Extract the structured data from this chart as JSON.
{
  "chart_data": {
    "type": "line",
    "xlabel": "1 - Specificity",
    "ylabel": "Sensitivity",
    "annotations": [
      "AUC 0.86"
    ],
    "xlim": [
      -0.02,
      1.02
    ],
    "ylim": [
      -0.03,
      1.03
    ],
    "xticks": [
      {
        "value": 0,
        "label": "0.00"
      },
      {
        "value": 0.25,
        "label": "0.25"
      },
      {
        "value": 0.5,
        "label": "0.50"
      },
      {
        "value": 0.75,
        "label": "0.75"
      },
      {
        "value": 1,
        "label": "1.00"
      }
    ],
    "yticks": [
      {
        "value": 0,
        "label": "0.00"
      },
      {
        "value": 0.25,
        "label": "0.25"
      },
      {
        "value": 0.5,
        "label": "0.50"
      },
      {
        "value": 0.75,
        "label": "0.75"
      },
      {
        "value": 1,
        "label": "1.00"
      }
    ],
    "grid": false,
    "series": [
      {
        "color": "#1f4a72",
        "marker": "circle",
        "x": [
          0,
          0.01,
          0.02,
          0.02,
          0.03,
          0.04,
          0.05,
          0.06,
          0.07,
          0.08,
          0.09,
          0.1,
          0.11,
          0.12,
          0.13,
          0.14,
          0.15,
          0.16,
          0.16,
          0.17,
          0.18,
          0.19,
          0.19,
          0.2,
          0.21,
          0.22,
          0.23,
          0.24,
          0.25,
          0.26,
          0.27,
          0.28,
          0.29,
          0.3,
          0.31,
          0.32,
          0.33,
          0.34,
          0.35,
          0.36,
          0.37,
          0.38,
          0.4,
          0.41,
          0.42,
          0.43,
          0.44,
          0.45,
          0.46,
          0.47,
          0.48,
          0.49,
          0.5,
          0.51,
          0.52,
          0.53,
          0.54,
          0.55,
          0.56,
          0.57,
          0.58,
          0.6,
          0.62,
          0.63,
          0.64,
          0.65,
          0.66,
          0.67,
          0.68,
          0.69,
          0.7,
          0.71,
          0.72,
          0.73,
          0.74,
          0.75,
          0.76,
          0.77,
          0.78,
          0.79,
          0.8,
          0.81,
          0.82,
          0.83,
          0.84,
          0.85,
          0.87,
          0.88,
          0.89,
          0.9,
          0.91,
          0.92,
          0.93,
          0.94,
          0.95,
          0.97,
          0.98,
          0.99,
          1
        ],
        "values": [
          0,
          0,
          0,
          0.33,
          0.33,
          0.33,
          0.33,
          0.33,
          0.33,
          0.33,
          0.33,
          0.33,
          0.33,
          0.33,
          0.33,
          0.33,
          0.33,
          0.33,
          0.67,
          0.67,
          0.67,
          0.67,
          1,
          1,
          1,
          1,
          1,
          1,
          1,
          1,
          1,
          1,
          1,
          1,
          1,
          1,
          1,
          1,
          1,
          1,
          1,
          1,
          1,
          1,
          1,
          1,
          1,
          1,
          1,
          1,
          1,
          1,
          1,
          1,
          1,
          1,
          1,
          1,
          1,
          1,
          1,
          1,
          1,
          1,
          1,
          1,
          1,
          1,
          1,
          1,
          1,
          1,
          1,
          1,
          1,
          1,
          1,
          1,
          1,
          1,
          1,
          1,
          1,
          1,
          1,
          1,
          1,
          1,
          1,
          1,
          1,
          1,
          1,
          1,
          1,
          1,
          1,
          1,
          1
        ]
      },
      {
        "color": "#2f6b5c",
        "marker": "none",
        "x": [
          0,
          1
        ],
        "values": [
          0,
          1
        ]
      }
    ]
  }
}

= = = = =

> The task:
Every line of the data above should be reproduced word for word.

> Task output:
Extract the structured data from this chart as JSON.
{
  "chart_data": {
    "type": "line",
    "xlabel": "1 - Specificity",
    "ylabel": "Sensitivity",
    "annotations": [
      "AUC 0.86"
    ],
    "xlim": [
      -0.02,
      1.02
    ],
    "ylim": [
      -0.03,
      1.03
    ],
    "xticks": [
      {
        "value": 0,
        "label": "0.00"
      },
      {
        "value": 0.25,
        "label": "0.25"
      },
      {
        "value": 0.5,
        "label": "0.50"
      },
      {
        "value": 0.75,
        "label": "0.75"
      },
      {
        "value": 1,
        "label": "1.00"
      }
    ],
    "yticks": [
      {
        "value": 0,
        "label": "0.00"
      },
      {
        "value": 0.25,
        "label": "0.25"
      },
      {
        "value": 0.5,
        "label": "0.50"
      },
      {
        "value": 0.75,
        "label": "0.75"
      },
      {
        "value": 1,
        "label": "1.00"
      }
    ],
    "grid": false,
    "series": [
      {
        "color": "#1f4a72",
        "marker": "circle",
        "x": [
          0,
          0.01,
          0.02,
          0.02,
          0.03,
          0.04,
          0.05,
          0.06,
          0.07,
          0.08,
          0.09,
          0.1,
          0.11,
          0.12,
          0.13,
          0.14,
          0.15,
          0.16,
          0.16,
          0.17,
          0.18,
          0.19,
          0.19,
          0.2,
          0.21,
          0.22,
          0.23,
          0.24,
          0.25,
          0.26,
          0.27,
          0.28,
          0.29,
          0.3,
          0.31,
          0.32,
          0.33,
          0.34,
          0.35,
          0.36,
          0.37,
          0.38,
          0.4,
          0.41,
          0.42,
          0.43,
          0.44,
          0.45,
          0.46,
          0.47,
          0.48,
          0.49,
          0.5,
          0.51,
          0.52,
          0.53,
          0.54,
          0.55,
          0.56,
          0.57,
          0.58,
          0.6,
          0.62,
          0.63,
          0.64,
          0.65,
          0.66,
          0.67,
          0.68,
          0.69,
          0.7,
          0.71,
          0.72,
          0.73,
          0.74,
          0.75,
          0.76,
          0.77,
          0.78,
          0.79,
          0.8,
          0.81,
          0.82,
          0.83,
          0.84,
          0.85,
          0.87,
          0.88,
          0.89,
          0.9,
          0.91,
          0.92,
          0.93,
          0.94,
          0.95,
          0.97,
          0.98,
          0.99,
          1
        ],
        "values": [
          0,
          0,
          0,
          0.33,
          0.33,
          0.33,
          0.33,
          0.33,
          0.33,
          0.33,
          0.33,
          0.33,
          0.33,
          0.33,
          0.33,
          0.33,
          0.33,
          0.33,
          0.67,
          0.67,
          0.67,
          0.67,
          1,
          1,
          1,
          1,
          1,
          1,
          1,
          1,
          1,
          1,
          1,
          1,
          1,
          1,
          1,
          1,
          1,
          1,
          1,
          1,
          1,
          1,
          1,
          1,
          1,
          1,
          1,
          1,
          1,
          1,
          1,
          1,
          1,
          1,
          1,
          1,
          1,
          1,
          1,
          1,
          1,
          1,
          1,
          1,
          1,
          1,
          1,
          1,
          1,
          1,
          1,
          1,
          1,
          1,
          1,
          1,
          1,
          1,
          1,
          1,
          1,
          1,
          1,
          1,
          1,
          1,
          1,
          1,
          1,
          1,
          1,
          1,
          1,
          1,
          1,
          1,
          1
        ]
      },
      {
        "color": "#2f6b5c",
        "marker": "none",
        "x": [
          0,
          1
        ],
        "values": [
          0,
          1
        ]
      }
    ]
  }
}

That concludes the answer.